■ SOURCE PASSAGE
================================
The 14 Patterns of Biophilic Design: A Science-Backed Framework for Healthier Spaces

When it comes to implementing biophilic design into your practice, Terrapin Bright Green’s framework is invaluable. Their research has identified 14 specific patterns that consistently trigger positive biological responses in humans, including stress reduction, improved cognition, and enhanced well-being.

These patterns are organized into three categories based on how they connect us to nature: direct physical presence, organic representations, and spatial configurations that echo our evolutionary past. Together, they form a comprehensive toolkit that allows designers to create spaces that look beautiful while measurably improving health.

Physical Presence of Nature: Nature in the Space

The first category encompasses the direct, tangible presence of nature itself. These are the living, breathing elements that bring the natural world into our built environments.

1. Visual Connection with Nature

 

What it is: Visual connection with nature provides direct views to living systems, natural processes, and landscapes. This pattern encompasses everything from windows overlooking gardens to interior plants, aquariums, and even carefully selected artwork depicting nature.

Why it matters: Our visual cortex has evolved over millions of years to process natural scenes effortlessly, and this evolutionary wiring still influences our wellbeing today. Studies show that even brief views of nature can lower heart rate and blood pressure within minutes. Roger Ulrich’s 1984 study shows us that hospital patients with window views of trees recovered faster and required less pain medication than those facing brick walls. The implications are profound: simply being able to see nature activates biological responses that promote healing.

How to apply it: Position workspaces near windows overlooking gardens or green spaces. Incorporate living plant walls in areas without exterior views. Frame outdoor views intentionally through window placement and interior furniture arrangement. When direct views aren’t possible, nature photography and artwork depicting natural landscapes can provide measurable benefits. Note: these are most effective when they encapsulate depth and living systems rather than static close-ups.

2.  Non-Visual Connection with Nature 

What it is: Non-visual connection with nature engages the other four senses of hearing, touch, smell, and taste to create multi-sensory experiences of the natural world. This pattern recognizes that our evolutionary relationship with nature incorporates more than vision alone.

Why it matters: Our ancestors relied on multiple sensory inputs to navigate environments safely and find resources. The sound of flowing water signaled a vital water source. The scent of certain plants warned of danger or promised food. Natural textures provided information about materials and seasons. These sensory connections run deep in our biology. Research shows that the sound of water can reduce stress hormones, while natural textures engage our haptic memory in ways that synthetic materials simply cannot replicate.

How to apply it: Incorporate water features that create gentle, ambient sounds in spaces where acoustic comfort allows. Use essential oil diffusers with plant-based scents like eucalyptus, pine, or lavender where appropriate. Select furniture and finishes with natural textures like linen upholstery, jute rugs, unsealed wood that reveals its grain patterns and feels warm to the touch. Consider acoustic design that allows birdsong or wind to filter through, rather than completely sealing spaces from the natural soundscape.

Hear more from Science in Design Certified designers Erica McLain, Marie Cloud, and Kat Blue in this webinar, Designing Wellbeing: Neuroaesthetics, Biophilia, and the Healing Power of Beauty. If you’re ready to join the ranks of the certified designers leading the industry forward, register to get certified now.
================================
■ SOURCE DATA
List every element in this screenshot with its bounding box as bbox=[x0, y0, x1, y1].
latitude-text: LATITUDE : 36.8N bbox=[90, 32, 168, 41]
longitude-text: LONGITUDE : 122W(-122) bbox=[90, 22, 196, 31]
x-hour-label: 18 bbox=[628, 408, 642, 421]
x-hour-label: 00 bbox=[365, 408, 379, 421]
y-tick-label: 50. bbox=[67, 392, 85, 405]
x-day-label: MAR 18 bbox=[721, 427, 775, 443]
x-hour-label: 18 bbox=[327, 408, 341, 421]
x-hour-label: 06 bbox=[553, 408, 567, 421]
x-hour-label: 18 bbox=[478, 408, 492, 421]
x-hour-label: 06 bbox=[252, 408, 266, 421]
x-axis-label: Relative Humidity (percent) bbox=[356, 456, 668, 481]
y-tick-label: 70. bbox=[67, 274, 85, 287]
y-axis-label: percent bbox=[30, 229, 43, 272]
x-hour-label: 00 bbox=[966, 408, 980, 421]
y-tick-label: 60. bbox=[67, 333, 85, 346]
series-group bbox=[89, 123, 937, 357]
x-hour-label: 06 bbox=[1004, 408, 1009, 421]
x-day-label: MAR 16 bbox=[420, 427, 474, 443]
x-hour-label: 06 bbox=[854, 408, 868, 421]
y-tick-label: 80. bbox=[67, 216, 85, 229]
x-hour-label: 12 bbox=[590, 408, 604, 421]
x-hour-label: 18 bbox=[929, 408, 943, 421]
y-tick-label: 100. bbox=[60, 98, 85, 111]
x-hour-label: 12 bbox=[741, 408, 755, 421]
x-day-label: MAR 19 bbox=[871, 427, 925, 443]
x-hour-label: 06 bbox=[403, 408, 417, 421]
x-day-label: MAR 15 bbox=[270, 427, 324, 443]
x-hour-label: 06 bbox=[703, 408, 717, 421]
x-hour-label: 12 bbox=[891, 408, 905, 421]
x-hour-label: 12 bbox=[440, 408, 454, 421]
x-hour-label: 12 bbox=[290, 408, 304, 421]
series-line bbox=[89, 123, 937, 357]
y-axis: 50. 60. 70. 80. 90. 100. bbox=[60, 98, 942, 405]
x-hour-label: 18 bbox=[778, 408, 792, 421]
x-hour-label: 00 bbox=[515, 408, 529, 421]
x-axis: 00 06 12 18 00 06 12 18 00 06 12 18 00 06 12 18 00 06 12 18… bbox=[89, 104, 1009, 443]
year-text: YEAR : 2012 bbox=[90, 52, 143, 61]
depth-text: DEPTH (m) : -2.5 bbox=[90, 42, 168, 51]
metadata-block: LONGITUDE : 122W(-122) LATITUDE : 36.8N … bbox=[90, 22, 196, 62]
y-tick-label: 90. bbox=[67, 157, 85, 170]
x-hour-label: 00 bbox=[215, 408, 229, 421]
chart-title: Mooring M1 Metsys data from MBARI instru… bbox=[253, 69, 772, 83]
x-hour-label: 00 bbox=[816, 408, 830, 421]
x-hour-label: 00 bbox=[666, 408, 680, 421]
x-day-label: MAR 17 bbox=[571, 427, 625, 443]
================================
■ WHAT YOU WILL DO
Please say what, according to the biophilic design text, hospital patients with window views of trees required less of than those facing brick walls.

■ TASK RESULT
Pain medication.